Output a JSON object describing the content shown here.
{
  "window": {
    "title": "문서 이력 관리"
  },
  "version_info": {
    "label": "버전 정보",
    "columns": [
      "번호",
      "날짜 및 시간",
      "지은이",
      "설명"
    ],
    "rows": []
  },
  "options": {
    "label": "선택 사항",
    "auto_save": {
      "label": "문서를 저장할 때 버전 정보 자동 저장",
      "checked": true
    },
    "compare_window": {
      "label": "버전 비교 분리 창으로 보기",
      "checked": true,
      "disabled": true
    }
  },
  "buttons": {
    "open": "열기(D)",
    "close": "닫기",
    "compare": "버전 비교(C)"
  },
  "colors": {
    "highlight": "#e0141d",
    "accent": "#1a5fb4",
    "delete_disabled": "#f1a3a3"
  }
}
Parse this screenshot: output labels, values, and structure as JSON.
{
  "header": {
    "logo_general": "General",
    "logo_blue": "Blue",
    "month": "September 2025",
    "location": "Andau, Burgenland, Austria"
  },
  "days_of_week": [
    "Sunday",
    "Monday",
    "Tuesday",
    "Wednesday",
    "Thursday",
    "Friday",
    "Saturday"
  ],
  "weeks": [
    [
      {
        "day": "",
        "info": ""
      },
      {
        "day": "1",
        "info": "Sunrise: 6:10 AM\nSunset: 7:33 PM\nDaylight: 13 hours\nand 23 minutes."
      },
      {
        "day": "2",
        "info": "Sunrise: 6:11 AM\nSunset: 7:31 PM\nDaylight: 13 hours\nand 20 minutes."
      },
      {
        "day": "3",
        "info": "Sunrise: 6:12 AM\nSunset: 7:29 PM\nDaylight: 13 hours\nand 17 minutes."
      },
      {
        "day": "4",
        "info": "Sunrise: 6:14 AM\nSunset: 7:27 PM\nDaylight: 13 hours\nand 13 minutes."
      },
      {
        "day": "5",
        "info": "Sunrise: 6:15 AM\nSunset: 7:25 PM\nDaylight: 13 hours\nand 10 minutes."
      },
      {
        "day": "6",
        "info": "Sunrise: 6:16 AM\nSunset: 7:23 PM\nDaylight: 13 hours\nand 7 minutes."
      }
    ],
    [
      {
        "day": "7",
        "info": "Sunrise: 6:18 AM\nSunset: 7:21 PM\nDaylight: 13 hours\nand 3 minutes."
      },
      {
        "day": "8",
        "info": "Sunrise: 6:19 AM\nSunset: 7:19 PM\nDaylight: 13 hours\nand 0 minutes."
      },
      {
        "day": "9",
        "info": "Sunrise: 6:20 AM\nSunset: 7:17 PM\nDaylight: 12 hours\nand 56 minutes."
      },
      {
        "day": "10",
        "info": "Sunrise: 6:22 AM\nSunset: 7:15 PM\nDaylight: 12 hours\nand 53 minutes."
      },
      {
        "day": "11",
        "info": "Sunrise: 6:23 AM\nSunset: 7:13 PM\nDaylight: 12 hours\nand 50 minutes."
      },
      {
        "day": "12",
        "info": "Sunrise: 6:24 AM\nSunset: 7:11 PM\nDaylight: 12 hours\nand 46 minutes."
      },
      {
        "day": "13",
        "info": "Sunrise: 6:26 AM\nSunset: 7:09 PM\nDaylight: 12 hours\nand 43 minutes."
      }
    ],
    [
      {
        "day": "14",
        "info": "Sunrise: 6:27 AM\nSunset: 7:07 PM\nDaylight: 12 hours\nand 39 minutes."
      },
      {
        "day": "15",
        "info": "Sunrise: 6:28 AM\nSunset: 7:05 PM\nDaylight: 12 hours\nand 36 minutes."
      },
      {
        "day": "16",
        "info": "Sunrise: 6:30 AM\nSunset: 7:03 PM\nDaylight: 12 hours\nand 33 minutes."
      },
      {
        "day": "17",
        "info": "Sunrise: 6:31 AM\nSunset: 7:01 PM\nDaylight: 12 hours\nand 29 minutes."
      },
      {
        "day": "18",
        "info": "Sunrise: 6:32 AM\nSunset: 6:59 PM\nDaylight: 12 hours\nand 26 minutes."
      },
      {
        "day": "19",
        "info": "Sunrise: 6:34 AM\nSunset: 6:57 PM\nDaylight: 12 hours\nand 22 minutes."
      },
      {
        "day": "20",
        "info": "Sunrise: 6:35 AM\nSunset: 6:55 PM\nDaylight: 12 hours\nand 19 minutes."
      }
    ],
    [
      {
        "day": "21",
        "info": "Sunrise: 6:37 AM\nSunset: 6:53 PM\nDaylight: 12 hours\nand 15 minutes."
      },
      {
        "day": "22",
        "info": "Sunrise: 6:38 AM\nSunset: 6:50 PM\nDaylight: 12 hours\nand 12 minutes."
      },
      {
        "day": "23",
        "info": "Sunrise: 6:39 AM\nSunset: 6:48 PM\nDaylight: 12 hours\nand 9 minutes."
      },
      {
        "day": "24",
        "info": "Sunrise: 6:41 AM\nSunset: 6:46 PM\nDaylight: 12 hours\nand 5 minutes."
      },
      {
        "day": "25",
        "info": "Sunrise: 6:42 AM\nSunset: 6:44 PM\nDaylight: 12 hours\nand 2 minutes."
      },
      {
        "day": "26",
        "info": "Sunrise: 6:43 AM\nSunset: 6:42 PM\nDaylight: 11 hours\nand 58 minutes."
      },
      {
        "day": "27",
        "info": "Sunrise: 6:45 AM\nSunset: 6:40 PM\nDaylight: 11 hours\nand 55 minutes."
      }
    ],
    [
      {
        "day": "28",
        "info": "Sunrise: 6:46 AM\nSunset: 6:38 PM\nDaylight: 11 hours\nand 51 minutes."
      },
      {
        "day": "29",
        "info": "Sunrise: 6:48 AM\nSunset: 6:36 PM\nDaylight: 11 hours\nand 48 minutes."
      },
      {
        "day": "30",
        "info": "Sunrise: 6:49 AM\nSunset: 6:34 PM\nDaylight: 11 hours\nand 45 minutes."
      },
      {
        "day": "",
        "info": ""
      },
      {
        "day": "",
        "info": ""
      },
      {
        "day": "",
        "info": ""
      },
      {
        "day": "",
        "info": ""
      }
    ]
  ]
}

---

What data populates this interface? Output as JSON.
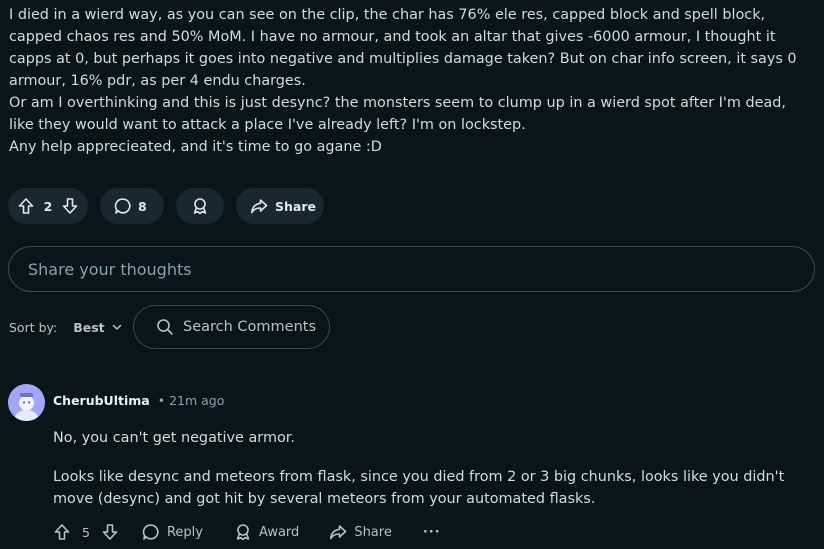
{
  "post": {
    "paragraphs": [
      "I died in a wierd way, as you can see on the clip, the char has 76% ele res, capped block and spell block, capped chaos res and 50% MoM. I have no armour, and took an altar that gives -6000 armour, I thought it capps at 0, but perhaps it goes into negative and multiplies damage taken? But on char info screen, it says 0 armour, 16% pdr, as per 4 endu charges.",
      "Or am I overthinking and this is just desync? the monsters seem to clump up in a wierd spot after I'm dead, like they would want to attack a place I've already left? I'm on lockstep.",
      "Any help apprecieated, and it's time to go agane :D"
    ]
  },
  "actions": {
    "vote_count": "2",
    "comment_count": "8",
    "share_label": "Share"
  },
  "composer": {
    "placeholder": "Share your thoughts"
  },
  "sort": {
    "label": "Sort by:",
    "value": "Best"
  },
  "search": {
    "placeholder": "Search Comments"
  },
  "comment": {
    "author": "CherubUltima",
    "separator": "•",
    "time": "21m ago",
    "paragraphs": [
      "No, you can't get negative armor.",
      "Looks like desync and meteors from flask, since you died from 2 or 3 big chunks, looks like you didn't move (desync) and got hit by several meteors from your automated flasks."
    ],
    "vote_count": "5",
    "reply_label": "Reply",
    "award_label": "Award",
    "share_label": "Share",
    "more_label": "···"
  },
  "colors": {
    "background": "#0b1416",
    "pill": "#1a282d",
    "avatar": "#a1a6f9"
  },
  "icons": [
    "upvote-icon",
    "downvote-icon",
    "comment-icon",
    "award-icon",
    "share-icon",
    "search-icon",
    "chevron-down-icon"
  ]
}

---

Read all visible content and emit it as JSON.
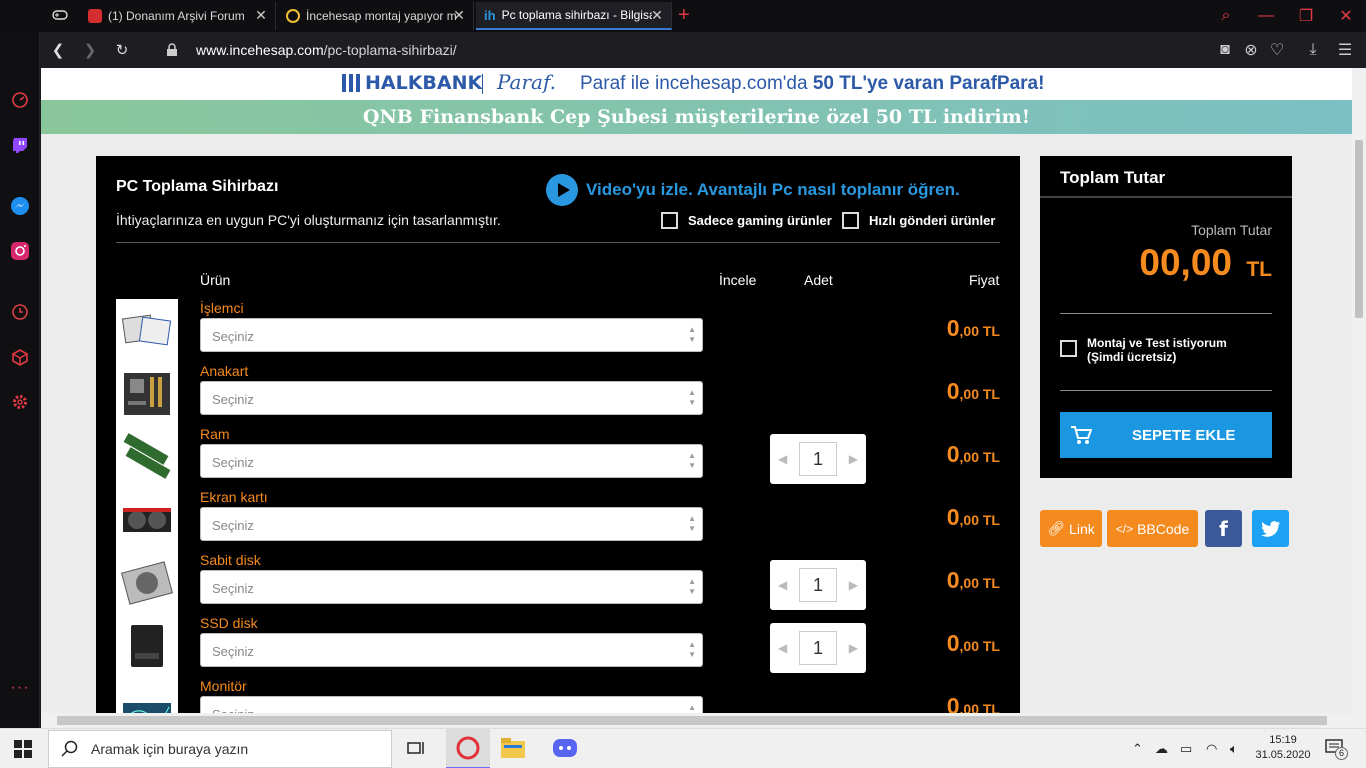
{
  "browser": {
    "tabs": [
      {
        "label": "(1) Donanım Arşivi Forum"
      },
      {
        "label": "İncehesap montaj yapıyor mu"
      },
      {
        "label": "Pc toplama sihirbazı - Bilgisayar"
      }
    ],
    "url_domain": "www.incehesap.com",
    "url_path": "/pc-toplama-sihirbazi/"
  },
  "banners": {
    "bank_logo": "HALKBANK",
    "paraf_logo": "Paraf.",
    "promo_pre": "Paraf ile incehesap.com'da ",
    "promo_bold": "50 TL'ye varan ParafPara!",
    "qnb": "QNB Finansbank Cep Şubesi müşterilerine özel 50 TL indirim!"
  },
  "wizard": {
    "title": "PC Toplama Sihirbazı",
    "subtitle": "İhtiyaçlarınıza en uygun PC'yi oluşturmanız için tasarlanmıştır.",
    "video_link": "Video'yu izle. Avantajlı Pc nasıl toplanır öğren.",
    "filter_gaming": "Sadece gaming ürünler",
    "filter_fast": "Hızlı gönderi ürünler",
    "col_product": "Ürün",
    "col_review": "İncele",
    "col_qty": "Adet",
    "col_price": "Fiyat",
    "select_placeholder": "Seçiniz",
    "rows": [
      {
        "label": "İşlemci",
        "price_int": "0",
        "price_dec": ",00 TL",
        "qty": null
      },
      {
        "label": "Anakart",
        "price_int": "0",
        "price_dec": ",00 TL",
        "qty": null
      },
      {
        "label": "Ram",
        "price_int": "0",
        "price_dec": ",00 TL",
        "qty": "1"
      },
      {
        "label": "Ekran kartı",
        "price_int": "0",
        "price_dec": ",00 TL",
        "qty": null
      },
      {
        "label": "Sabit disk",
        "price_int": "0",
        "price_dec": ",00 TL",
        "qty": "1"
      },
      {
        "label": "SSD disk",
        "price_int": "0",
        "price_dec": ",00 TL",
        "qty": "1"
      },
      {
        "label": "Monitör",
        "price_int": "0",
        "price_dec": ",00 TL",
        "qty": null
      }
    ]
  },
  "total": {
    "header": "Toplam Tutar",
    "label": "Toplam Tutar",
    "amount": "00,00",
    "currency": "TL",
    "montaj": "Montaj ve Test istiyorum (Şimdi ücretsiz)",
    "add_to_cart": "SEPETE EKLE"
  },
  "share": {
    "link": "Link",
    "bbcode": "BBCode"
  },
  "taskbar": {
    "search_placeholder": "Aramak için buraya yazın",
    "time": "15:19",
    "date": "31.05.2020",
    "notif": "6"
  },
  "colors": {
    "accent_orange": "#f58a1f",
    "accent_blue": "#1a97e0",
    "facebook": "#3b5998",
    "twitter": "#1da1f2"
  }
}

_WHAT YOU ARE ASKED TO DO_.
Go through the listing above and list every line that has the word "Tutar".

_SOLUTION FOR THIS PROBLEM_.
    "header": "Toplam Tutar",
    "label": "Toplam Tutar",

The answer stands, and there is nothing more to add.